Records from a collection
----------------------------------------
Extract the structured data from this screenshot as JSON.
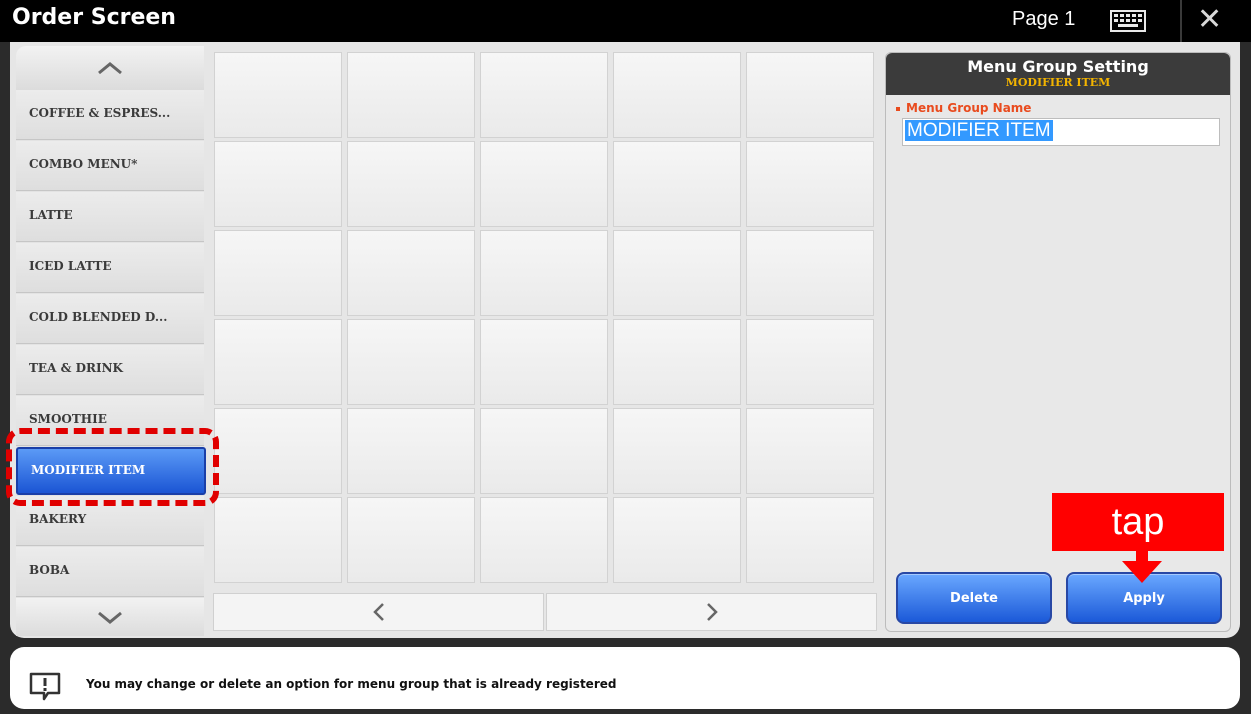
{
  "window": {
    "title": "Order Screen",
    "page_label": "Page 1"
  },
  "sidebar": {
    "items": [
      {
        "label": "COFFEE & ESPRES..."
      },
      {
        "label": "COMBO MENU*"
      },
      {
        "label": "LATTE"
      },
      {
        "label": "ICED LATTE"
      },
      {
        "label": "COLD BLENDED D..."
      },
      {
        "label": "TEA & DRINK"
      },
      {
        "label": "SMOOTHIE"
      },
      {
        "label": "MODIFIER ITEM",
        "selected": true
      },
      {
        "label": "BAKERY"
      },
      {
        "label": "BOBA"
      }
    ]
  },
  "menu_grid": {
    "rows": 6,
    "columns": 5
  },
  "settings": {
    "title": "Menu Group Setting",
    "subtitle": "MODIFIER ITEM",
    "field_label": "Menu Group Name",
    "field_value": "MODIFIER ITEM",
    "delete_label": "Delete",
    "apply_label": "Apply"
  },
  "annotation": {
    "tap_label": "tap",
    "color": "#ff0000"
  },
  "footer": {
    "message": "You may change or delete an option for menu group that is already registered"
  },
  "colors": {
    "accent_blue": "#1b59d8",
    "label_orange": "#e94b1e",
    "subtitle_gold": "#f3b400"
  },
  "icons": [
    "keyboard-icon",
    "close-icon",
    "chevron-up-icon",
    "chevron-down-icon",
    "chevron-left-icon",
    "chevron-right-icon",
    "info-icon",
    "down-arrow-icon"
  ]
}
----------------------------------------
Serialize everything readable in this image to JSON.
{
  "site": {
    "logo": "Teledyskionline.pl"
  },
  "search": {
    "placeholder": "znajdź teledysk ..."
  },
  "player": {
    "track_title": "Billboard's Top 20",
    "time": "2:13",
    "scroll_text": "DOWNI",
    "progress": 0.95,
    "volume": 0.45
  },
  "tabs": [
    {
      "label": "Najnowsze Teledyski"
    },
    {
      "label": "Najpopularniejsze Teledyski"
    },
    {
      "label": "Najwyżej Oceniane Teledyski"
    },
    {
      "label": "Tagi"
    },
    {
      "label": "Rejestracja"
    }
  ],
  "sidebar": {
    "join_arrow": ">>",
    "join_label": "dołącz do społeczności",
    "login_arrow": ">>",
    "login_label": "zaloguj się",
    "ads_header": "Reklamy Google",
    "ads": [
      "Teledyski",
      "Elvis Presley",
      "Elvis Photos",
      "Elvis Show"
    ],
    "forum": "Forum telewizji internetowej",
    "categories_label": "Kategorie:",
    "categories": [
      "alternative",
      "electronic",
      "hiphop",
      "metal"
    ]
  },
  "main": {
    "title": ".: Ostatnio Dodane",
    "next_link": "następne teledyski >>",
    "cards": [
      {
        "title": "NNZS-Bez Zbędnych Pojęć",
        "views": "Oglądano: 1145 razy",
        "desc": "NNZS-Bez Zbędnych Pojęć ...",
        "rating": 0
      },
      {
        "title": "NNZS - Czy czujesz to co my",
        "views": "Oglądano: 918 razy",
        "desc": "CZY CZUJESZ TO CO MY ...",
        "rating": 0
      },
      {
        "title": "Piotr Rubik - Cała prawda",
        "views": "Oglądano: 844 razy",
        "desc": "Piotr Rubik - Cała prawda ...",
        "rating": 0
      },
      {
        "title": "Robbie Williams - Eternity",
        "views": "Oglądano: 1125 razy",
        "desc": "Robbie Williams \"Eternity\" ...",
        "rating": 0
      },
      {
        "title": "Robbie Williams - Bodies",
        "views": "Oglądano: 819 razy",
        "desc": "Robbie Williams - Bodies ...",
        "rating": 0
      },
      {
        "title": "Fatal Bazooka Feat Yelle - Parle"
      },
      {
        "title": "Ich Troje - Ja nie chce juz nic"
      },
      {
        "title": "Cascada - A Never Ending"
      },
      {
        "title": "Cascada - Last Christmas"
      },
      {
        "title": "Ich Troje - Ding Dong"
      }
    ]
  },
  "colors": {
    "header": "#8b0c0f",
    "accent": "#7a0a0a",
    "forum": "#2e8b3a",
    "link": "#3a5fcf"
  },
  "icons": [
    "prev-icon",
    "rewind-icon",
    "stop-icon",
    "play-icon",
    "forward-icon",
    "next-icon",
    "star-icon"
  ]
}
----------------------------------------
Set problem | Which lines contain the word "Rubik"? Copy each of them.

Answer in full |
        "title": "Piotr Rubik - Cała prawda",
        "desc": "Piotr Rubik - Cała prawda ...",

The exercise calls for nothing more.